* TASK GOAL
Wherever a line below holds the word "JSON", copy that line.
★ ★ ★
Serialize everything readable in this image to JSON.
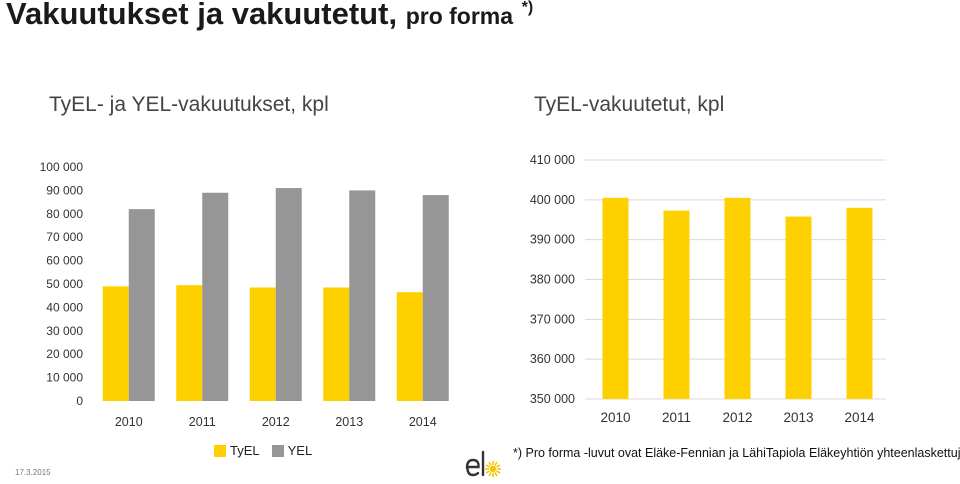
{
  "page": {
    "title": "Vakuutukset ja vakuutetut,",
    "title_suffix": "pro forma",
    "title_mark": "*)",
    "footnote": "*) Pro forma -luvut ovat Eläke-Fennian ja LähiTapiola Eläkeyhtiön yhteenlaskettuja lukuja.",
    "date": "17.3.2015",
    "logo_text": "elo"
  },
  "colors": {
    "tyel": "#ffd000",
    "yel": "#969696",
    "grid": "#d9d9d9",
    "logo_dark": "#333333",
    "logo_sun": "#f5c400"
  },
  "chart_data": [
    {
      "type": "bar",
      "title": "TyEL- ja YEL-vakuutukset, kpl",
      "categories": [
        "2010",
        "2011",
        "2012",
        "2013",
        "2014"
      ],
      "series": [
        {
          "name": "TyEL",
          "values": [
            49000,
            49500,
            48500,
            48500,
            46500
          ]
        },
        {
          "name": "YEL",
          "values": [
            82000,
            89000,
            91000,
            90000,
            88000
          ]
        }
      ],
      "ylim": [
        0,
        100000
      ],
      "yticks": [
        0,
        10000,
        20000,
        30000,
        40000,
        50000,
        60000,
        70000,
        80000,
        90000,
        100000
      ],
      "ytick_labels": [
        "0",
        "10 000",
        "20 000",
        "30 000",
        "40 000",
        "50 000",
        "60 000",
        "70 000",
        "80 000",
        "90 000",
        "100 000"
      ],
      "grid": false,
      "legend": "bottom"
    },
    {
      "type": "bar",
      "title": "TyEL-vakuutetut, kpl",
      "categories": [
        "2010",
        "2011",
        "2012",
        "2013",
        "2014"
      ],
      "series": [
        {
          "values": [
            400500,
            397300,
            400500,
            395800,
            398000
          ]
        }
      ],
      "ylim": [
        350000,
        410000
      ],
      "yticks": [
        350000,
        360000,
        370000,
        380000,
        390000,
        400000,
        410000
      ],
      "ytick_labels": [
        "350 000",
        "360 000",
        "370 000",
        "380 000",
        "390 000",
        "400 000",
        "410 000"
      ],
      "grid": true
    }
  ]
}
★ ★ ★
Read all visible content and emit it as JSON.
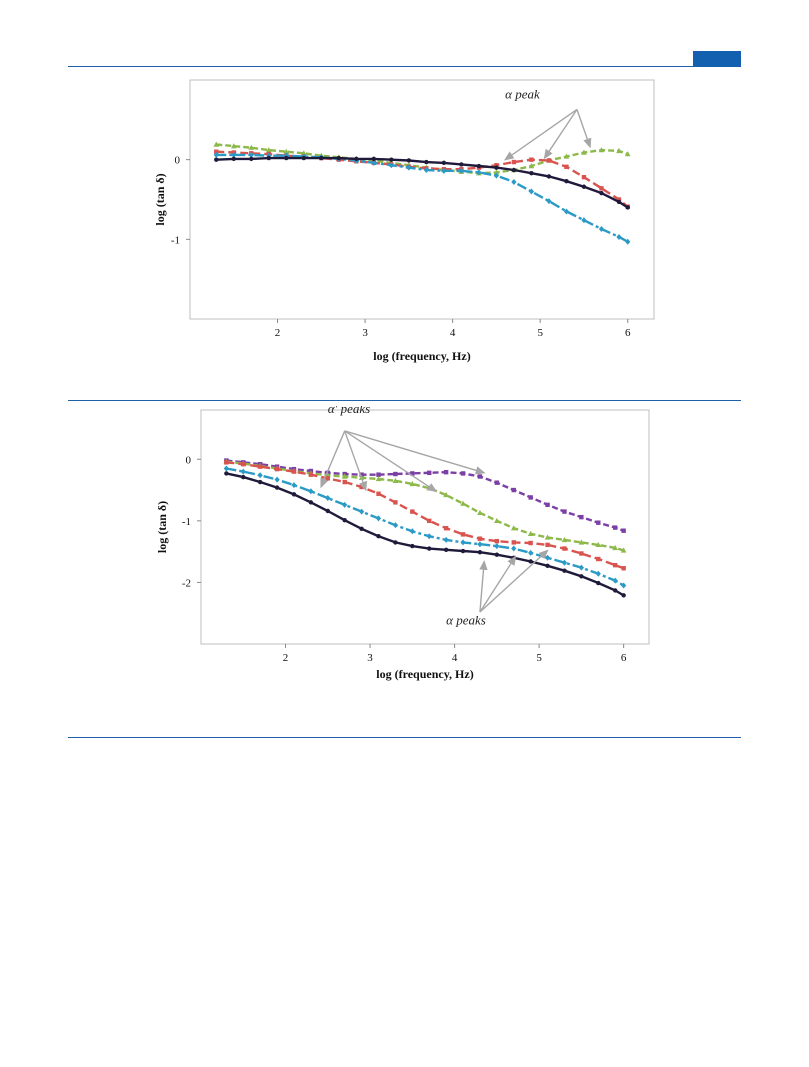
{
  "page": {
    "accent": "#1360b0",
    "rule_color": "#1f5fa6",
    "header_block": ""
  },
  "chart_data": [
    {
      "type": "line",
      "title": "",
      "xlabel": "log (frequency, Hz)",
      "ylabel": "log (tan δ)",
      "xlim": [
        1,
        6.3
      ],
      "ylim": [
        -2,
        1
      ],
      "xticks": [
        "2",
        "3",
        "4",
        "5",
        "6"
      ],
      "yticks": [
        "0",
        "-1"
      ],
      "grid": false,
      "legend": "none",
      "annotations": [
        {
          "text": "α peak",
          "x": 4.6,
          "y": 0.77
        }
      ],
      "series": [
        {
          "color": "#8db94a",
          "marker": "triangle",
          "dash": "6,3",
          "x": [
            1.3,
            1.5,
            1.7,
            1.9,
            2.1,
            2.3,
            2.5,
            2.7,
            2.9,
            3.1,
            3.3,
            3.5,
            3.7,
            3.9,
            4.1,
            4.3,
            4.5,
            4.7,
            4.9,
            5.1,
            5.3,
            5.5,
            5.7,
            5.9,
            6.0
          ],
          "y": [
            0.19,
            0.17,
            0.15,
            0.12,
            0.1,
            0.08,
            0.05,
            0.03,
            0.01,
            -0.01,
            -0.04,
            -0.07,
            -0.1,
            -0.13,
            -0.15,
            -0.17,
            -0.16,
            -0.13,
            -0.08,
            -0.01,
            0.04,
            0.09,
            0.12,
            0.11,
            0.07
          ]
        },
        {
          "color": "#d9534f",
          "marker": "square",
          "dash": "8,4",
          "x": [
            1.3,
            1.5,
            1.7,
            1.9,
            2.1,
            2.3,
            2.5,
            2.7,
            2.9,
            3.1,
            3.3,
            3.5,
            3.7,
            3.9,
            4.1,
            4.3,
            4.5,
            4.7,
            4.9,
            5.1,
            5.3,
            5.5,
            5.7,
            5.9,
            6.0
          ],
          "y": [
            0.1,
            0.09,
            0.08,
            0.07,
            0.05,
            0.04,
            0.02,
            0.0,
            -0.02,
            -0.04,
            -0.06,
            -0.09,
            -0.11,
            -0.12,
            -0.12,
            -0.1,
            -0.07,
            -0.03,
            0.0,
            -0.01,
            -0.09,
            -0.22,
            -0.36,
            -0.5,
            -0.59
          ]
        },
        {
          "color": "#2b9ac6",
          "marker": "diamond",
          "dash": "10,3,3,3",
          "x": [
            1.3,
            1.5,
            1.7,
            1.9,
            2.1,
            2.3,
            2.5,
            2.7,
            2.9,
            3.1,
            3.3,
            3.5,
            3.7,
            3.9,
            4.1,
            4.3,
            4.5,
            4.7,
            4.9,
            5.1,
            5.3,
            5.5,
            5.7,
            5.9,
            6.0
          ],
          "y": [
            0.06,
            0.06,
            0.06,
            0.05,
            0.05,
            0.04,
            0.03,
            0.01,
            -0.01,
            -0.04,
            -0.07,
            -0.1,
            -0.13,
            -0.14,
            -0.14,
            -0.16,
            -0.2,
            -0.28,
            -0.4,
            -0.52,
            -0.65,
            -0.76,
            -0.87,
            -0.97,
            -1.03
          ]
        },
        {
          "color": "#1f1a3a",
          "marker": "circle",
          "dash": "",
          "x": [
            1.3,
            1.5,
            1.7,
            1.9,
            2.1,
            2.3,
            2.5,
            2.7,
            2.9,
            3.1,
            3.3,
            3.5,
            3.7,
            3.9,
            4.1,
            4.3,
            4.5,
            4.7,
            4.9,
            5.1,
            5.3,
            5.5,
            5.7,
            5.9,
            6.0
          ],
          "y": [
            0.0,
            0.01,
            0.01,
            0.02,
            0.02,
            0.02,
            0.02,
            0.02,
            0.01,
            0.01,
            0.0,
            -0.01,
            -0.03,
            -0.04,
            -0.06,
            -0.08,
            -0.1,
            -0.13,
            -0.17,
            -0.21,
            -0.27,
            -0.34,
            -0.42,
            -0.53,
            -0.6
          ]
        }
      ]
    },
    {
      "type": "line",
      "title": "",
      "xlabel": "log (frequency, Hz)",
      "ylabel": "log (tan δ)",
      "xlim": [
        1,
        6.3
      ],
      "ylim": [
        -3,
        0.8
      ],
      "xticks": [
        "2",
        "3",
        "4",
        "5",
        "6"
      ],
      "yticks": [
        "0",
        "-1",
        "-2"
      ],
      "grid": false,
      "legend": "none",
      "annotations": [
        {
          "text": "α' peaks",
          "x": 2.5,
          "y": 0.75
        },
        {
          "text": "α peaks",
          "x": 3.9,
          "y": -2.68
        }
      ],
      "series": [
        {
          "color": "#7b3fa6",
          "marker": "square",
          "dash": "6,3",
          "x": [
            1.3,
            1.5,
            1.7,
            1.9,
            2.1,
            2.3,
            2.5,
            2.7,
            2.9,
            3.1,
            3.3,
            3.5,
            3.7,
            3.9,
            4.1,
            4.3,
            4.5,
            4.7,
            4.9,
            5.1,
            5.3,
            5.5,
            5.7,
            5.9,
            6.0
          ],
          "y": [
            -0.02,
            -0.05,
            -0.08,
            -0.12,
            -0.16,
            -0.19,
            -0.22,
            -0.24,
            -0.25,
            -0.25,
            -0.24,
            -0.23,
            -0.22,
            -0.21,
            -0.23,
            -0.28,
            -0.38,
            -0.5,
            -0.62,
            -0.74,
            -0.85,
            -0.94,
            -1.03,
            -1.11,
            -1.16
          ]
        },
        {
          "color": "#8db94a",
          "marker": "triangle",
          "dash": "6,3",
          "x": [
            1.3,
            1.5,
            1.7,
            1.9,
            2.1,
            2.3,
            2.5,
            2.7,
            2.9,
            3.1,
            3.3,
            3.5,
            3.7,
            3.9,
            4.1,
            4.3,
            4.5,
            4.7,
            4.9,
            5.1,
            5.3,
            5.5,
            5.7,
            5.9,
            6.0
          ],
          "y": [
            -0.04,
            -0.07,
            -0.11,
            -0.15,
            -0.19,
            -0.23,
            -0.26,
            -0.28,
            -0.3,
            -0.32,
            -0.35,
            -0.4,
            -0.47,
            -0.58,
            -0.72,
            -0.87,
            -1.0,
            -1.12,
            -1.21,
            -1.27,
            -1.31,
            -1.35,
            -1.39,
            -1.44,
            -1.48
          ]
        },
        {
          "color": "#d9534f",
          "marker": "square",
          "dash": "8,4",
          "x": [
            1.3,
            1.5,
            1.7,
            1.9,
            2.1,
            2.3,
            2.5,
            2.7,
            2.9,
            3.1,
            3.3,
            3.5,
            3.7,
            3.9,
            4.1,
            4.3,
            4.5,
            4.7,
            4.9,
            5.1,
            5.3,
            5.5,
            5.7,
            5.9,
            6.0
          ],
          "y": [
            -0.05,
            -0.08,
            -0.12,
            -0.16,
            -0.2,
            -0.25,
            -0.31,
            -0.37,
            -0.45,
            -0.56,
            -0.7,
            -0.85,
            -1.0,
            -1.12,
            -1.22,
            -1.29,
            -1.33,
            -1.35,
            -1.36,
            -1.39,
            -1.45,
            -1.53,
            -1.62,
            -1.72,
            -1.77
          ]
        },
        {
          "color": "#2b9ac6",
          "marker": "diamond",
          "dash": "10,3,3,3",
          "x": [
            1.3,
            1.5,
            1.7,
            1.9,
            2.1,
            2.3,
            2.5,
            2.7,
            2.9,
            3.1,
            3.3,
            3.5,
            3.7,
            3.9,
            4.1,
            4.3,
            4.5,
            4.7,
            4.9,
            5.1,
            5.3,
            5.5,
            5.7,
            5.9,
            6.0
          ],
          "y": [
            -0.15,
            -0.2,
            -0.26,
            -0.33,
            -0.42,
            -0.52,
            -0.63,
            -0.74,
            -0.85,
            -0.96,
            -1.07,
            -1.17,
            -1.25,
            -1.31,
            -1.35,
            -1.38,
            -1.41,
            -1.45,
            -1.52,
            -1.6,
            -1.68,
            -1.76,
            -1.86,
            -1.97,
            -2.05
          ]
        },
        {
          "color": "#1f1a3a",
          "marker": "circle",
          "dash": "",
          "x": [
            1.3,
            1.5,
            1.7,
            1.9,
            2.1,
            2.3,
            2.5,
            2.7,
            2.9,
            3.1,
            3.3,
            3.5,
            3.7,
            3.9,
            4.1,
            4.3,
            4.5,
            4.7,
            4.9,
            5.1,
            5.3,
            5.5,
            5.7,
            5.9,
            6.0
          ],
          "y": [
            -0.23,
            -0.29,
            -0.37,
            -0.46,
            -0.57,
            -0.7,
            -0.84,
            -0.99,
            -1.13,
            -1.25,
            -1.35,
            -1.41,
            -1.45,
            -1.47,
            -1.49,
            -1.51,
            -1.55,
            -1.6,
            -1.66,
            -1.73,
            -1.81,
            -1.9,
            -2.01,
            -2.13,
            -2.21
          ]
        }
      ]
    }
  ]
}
★ ★ ★
* RESULT OF THIS EXERCISE
Serialize everything readable in this image to JSON.
Read all visible content and emit it as JSON.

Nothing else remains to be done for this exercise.